# Exercise task:
Return each line containing the string "ylabel".

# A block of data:
## BEGIN

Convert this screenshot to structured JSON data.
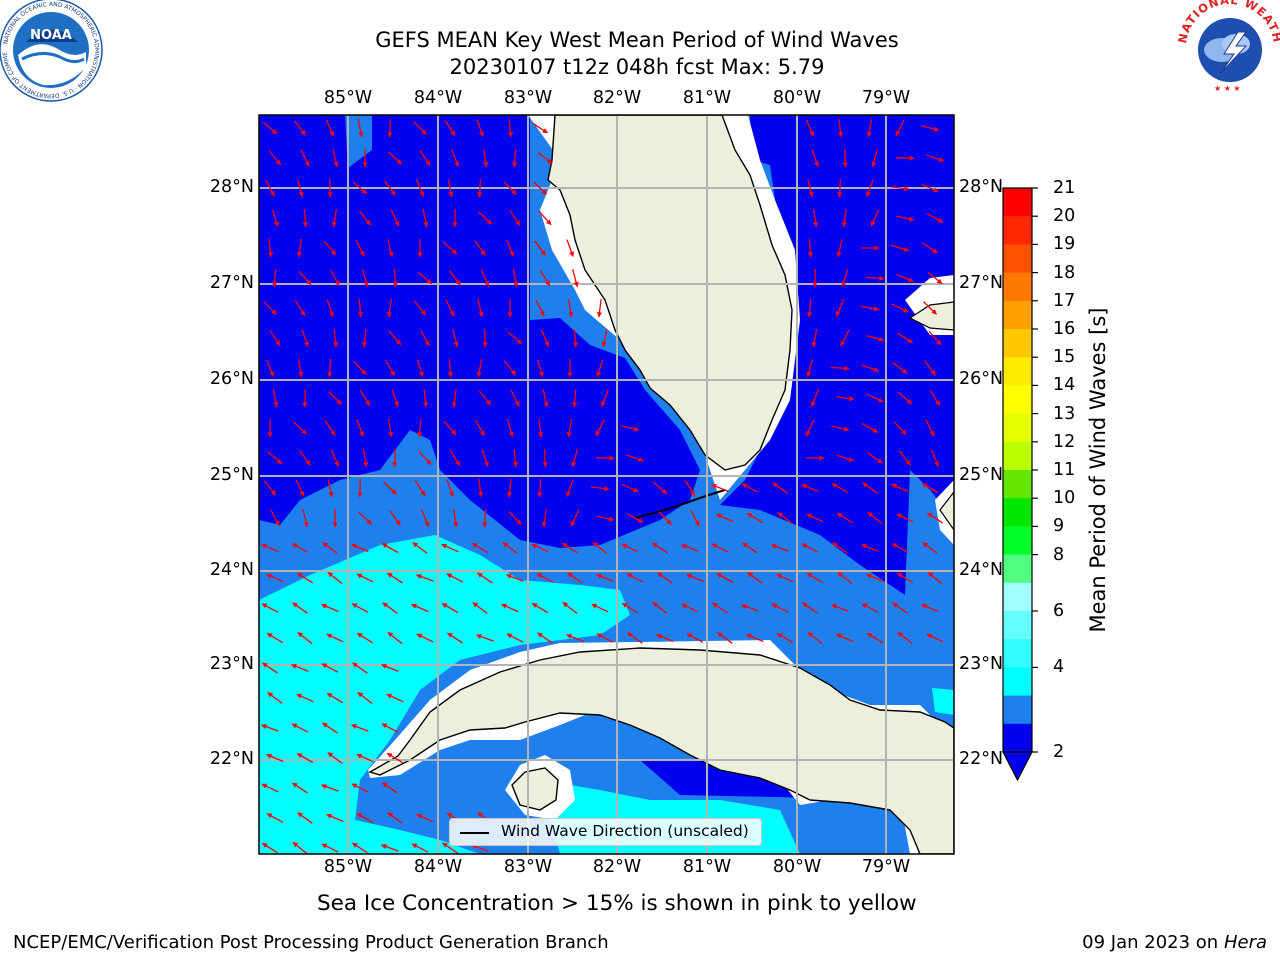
{
  "title": {
    "line1": "GEFS MEAN Key West Mean Period of Wind Waves",
    "line2": "20230107 t12z 048h fcst   Max: 5.79"
  },
  "map": {
    "lon_labels": [
      "85°W",
      "84°W",
      "83°W",
      "82°W",
      "81°W",
      "80°W",
      "79°W"
    ],
    "lat_labels": [
      "28°N",
      "27°N",
      "26°N",
      "25°N",
      "24°N",
      "23°N",
      "22°N"
    ],
    "colors": {
      "land": "#eeeedd",
      "band_2_4": "#0000ee",
      "band_4_6": "#1e80ee",
      "band_6_8": "#00ffff",
      "vectors": "#ff0000",
      "grid": "#b3b3b3"
    },
    "legend": {
      "label": "Wind Wave Direction (unscaled)"
    }
  },
  "colorbar": {
    "label": "Mean Period of Wind Waves [s]",
    "ticks": [
      "21",
      "20",
      "19",
      "18",
      "17",
      "16",
      "15",
      "14",
      "13",
      "12",
      "11",
      "10",
      "9",
      "8",
      "6",
      "4",
      "2"
    ],
    "colors": [
      "#ff0000",
      "#ff2800",
      "#ff5000",
      "#ff7800",
      "#ffa000",
      "#ffc800",
      "#ffeb00",
      "#ffff00",
      "#e6ff00",
      "#b9ff00",
      "#64e600",
      "#00e600",
      "#00ff28",
      "#50ff80",
      "#a0ffff",
      "#64ffff",
      "#32ffff",
      "#00ffff",
      "#1e80ee",
      "#0000ee"
    ]
  },
  "notes": {
    "sea_ice": "Sea Ice Concentration > 15% is shown in pink to yellow",
    "footer_left": "NCEP/EMC/Verification Post Processing Product Generation Branch",
    "footer_right_prefix": "09 Jan 2023 on ",
    "footer_right_italic": "Hera"
  },
  "logos": {
    "left": "NOAA",
    "left_ring": "NATIONAL OCEANIC AND ATMOSPHERIC ADMINISTRATION · U.S. DEPARTMENT OF COMMERCE",
    "right_ring": "NATIONAL WEATHER SERVICE"
  }
}
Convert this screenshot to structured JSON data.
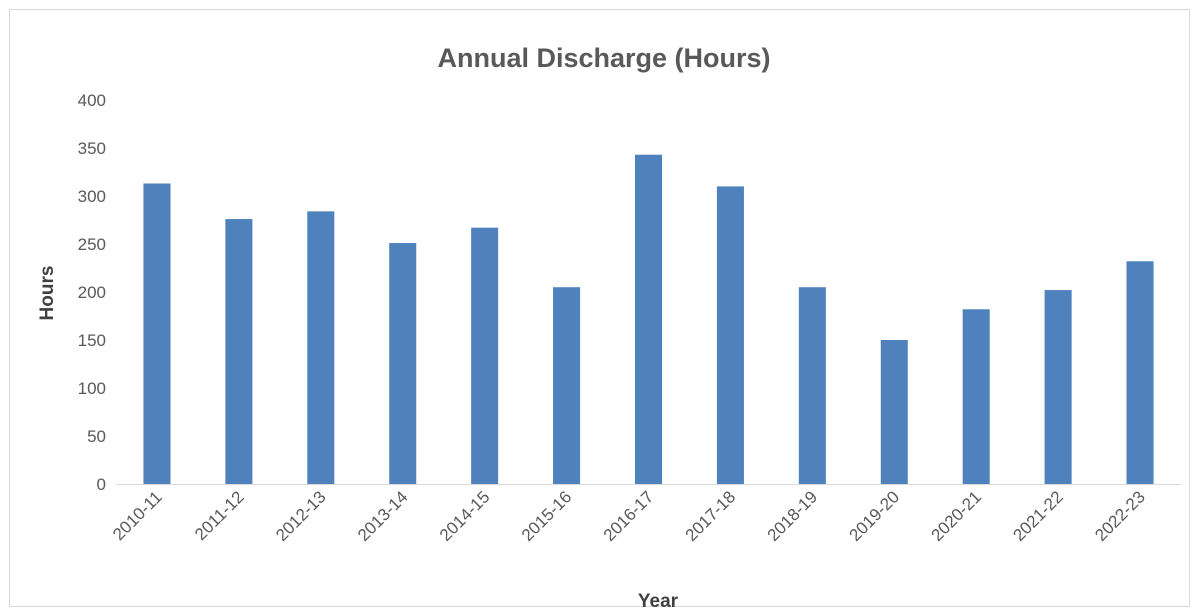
{
  "chart_data": {
    "type": "bar",
    "title": "Annual Discharge (Hours)",
    "xlabel": "Year",
    "ylabel": "Hours",
    "ylim": [
      0,
      400
    ],
    "yticks": [
      0,
      50,
      100,
      150,
      200,
      250,
      300,
      350,
      400
    ],
    "categories": [
      "2010-11",
      "2011-12",
      "2012-13",
      "2013-14",
      "2014-15",
      "2015-16",
      "2016-17",
      "2017-18",
      "2018-19",
      "2019-20",
      "2020-21",
      "2021-22",
      "2022-23"
    ],
    "values": [
      313,
      276,
      284,
      251,
      267,
      205,
      343,
      310,
      205,
      150,
      182,
      202,
      232
    ],
    "bar_color": "#4f81bd",
    "grid": false,
    "legend": "none"
  }
}
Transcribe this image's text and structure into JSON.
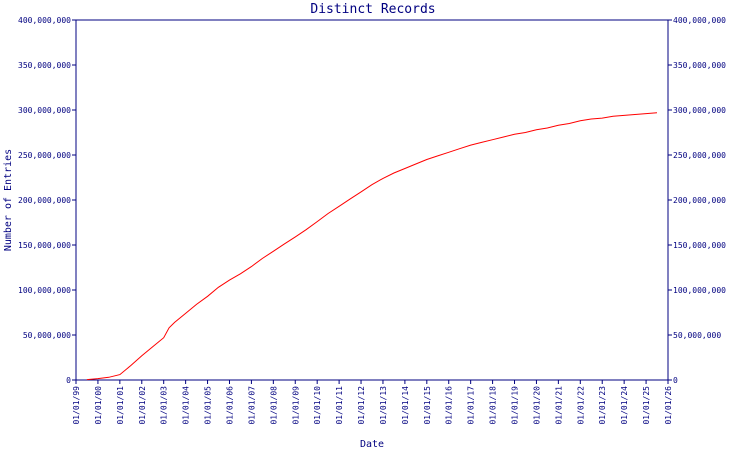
{
  "chart_data": {
    "type": "line",
    "title": "Distinct Records",
    "xlabel": "Date",
    "ylabel": "Number of Entries",
    "ylim": [
      0,
      400000000
    ],
    "xlim": [
      "1999-01-01",
      "2026-01-01"
    ],
    "grid": false,
    "y_ticks": [
      "0",
      "50,000,000",
      "100,000,000",
      "150,000,000",
      "200,000,000",
      "250,000,000",
      "300,000,000",
      "350,000,000",
      "400,000,000"
    ],
    "x_ticks": [
      "01/01/99",
      "01/01/00",
      "01/01/01",
      "01/01/02",
      "01/01/03",
      "01/01/04",
      "01/01/05",
      "01/01/06",
      "01/01/07",
      "01/01/08",
      "01/01/09",
      "01/01/10",
      "01/01/11",
      "01/01/12",
      "01/01/13",
      "01/01/14",
      "01/01/15",
      "01/01/16",
      "01/01/17",
      "01/01/18",
      "01/01/19",
      "01/01/20",
      "01/01/21",
      "01/01/22",
      "01/01/23",
      "01/01/24",
      "01/01/25",
      "01/01/26"
    ],
    "colors": {
      "axis": "#000080",
      "line": "#ff0000"
    },
    "series": [
      {
        "x": [
          "1999-07-01",
          "2000-01-01",
          "2000-07-01",
          "2001-01-01",
          "2001-07-01",
          "2002-01-01",
          "2002-07-01",
          "2003-01-01",
          "2003-04-01",
          "2003-07-01",
          "2004-01-01",
          "2004-07-01",
          "2005-01-01",
          "2005-07-01",
          "2006-01-01",
          "2006-07-01",
          "2007-01-01",
          "2007-07-01",
          "2008-01-01",
          "2008-07-01",
          "2009-01-01",
          "2009-07-01",
          "2010-01-01",
          "2010-07-01",
          "2011-01-01",
          "2011-07-01",
          "2012-01-01",
          "2012-07-01",
          "2013-01-01",
          "2013-07-01",
          "2014-01-01",
          "2014-07-01",
          "2015-01-01",
          "2015-07-01",
          "2016-01-01",
          "2016-07-01",
          "2017-01-01",
          "2017-07-01",
          "2018-01-01",
          "2018-07-01",
          "2019-01-01",
          "2019-07-01",
          "2020-01-01",
          "2020-07-01",
          "2021-01-01",
          "2021-07-01",
          "2022-01-01",
          "2022-07-01",
          "2023-01-01",
          "2023-07-01",
          "2024-01-01",
          "2024-07-01",
          "2025-01-01",
          "2025-07-01"
        ],
        "values": [
          500000,
          1500000,
          3000000,
          6000000,
          16000000,
          27000000,
          37000000,
          47000000,
          58000000,
          64000000,
          74000000,
          84000000,
          93000000,
          103000000,
          111000000,
          118000000,
          126000000,
          135000000,
          143000000,
          151000000,
          159000000,
          167000000,
          176000000,
          185000000,
          193000000,
          201000000,
          209000000,
          217000000,
          224000000,
          230000000,
          235000000,
          240000000,
          245000000,
          249000000,
          253000000,
          257000000,
          261000000,
          264000000,
          267000000,
          270000000,
          273000000,
          275000000,
          278000000,
          280000000,
          283000000,
          285000000,
          288000000,
          290000000,
          291000000,
          293000000,
          294000000,
          295000000,
          296000000,
          297000000
        ]
      }
    ]
  }
}
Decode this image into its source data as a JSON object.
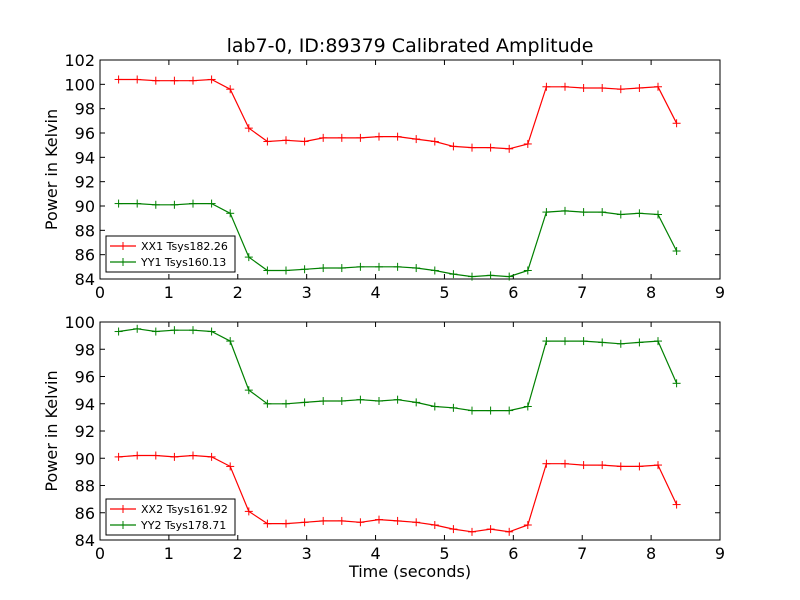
{
  "figure": {
    "title": "lab7-0, ID:89379 Calibrated Amplitude"
  },
  "chart_data": [
    {
      "type": "line",
      "title": "lab7-0, ID:89379 Calibrated Amplitude",
      "xlabel": "",
      "ylabel": "Power in Kelvin",
      "xlim": [
        0,
        9
      ],
      "ylim": [
        84,
        102
      ],
      "xticks": [
        0,
        1,
        2,
        3,
        4,
        5,
        6,
        7,
        8,
        9
      ],
      "yticks": [
        84,
        86,
        88,
        90,
        92,
        94,
        96,
        98,
        100,
        102
      ],
      "grid": false,
      "legend_position": "lower-left",
      "x": [
        0.27,
        0.54,
        0.81,
        1.08,
        1.35,
        1.62,
        1.89,
        2.16,
        2.43,
        2.7,
        2.97,
        3.24,
        3.51,
        3.78,
        4.05,
        4.32,
        4.59,
        4.86,
        5.13,
        5.4,
        5.67,
        5.94,
        6.21,
        6.48,
        6.75,
        7.02,
        7.29,
        7.56,
        7.83,
        8.1,
        8.37
      ],
      "series": [
        {
          "name": "XX1 Tsys182.26",
          "color": "#ff0000",
          "marker": "+",
          "values": [
            100.4,
            100.4,
            100.3,
            100.3,
            100.3,
            100.4,
            99.6,
            96.4,
            95.3,
            95.4,
            95.3,
            95.6,
            95.6,
            95.6,
            95.7,
            95.7,
            95.5,
            95.3,
            94.9,
            94.8,
            94.8,
            94.7,
            95.1,
            99.8,
            99.8,
            99.7,
            99.7,
            99.6,
            99.7,
            99.8,
            96.8
          ]
        },
        {
          "name": "YY1 Tsys160.13",
          "color": "#008000",
          "marker": "+",
          "values": [
            90.2,
            90.2,
            90.1,
            90.1,
            90.2,
            90.2,
            89.4,
            85.8,
            84.7,
            84.7,
            84.8,
            84.9,
            84.9,
            85.0,
            85.0,
            85.0,
            84.9,
            84.7,
            84.4,
            84.2,
            84.3,
            84.2,
            84.7,
            89.5,
            89.6,
            89.5,
            89.5,
            89.3,
            89.4,
            89.3,
            86.3
          ]
        }
      ]
    },
    {
      "type": "line",
      "title": "",
      "xlabel": "Time (seconds)",
      "ylabel": "Power in Kelvin",
      "xlim": [
        0,
        9
      ],
      "ylim": [
        84,
        100
      ],
      "xticks": [
        0,
        1,
        2,
        3,
        4,
        5,
        6,
        7,
        8,
        9
      ],
      "yticks": [
        84,
        86,
        88,
        90,
        92,
        94,
        96,
        98,
        100
      ],
      "grid": false,
      "legend_position": "lower-left",
      "x": [
        0.27,
        0.54,
        0.81,
        1.08,
        1.35,
        1.62,
        1.89,
        2.16,
        2.43,
        2.7,
        2.97,
        3.24,
        3.51,
        3.78,
        4.05,
        4.32,
        4.59,
        4.86,
        5.13,
        5.4,
        5.67,
        5.94,
        6.21,
        6.48,
        6.75,
        7.02,
        7.29,
        7.56,
        7.83,
        8.1,
        8.37
      ],
      "series": [
        {
          "name": "XX2 Tsys161.92",
          "color": "#ff0000",
          "marker": "+",
          "values": [
            90.1,
            90.2,
            90.2,
            90.1,
            90.2,
            90.1,
            89.4,
            86.1,
            85.2,
            85.2,
            85.3,
            85.4,
            85.4,
            85.3,
            85.5,
            85.4,
            85.3,
            85.1,
            84.8,
            84.6,
            84.8,
            84.6,
            85.1,
            89.6,
            89.6,
            89.5,
            89.5,
            89.4,
            89.4,
            89.5,
            86.6
          ]
        },
        {
          "name": "YY2 Tsys178.71",
          "color": "#008000",
          "marker": "+",
          "values": [
            99.3,
            99.5,
            99.3,
            99.4,
            99.4,
            99.3,
            98.6,
            95.0,
            94.0,
            94.0,
            94.1,
            94.2,
            94.2,
            94.3,
            94.2,
            94.3,
            94.1,
            93.8,
            93.7,
            93.5,
            93.5,
            93.5,
            93.8,
            98.6,
            98.6,
            98.6,
            98.5,
            98.4,
            98.5,
            98.6,
            95.5
          ]
        }
      ]
    }
  ]
}
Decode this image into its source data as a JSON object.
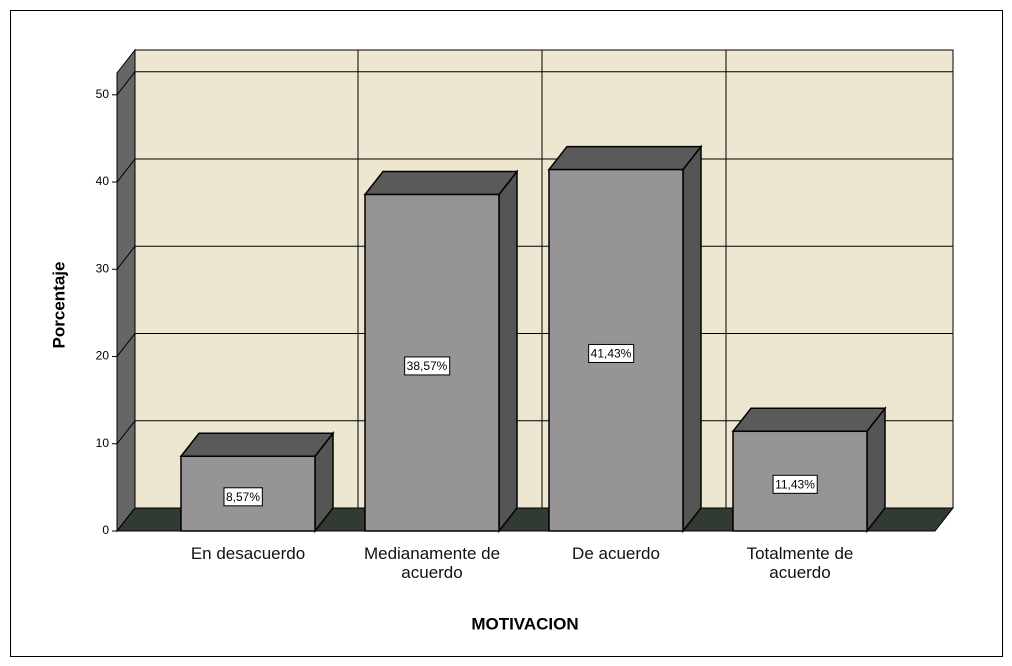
{
  "chart_data": {
    "type": "bar3d",
    "x_label": "MOTIVACION",
    "y_label": "Porcentaje",
    "categories": [
      "En desacuerdo",
      "Medianamente de acuerdo",
      "De acuerdo",
      "Totalmente de acuerdo"
    ],
    "values": [
      8.57,
      38.57,
      41.43,
      11.43
    ],
    "value_labels": [
      "8,57%",
      "38,57%",
      "41,43%",
      "11,43%"
    ],
    "color": "#969494",
    "ylim": [
      0,
      52.5
    ],
    "yticks": [
      0,
      10,
      20,
      30,
      40,
      50
    ],
    "grid": true
  }
}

## END

# Solution for this exercise:
    "ylabel": "Hours",
    "ylabel": "Number of Entries",
      "ylabel": "Power in Kelvin",
      "ylabel": "Power in Kelvin",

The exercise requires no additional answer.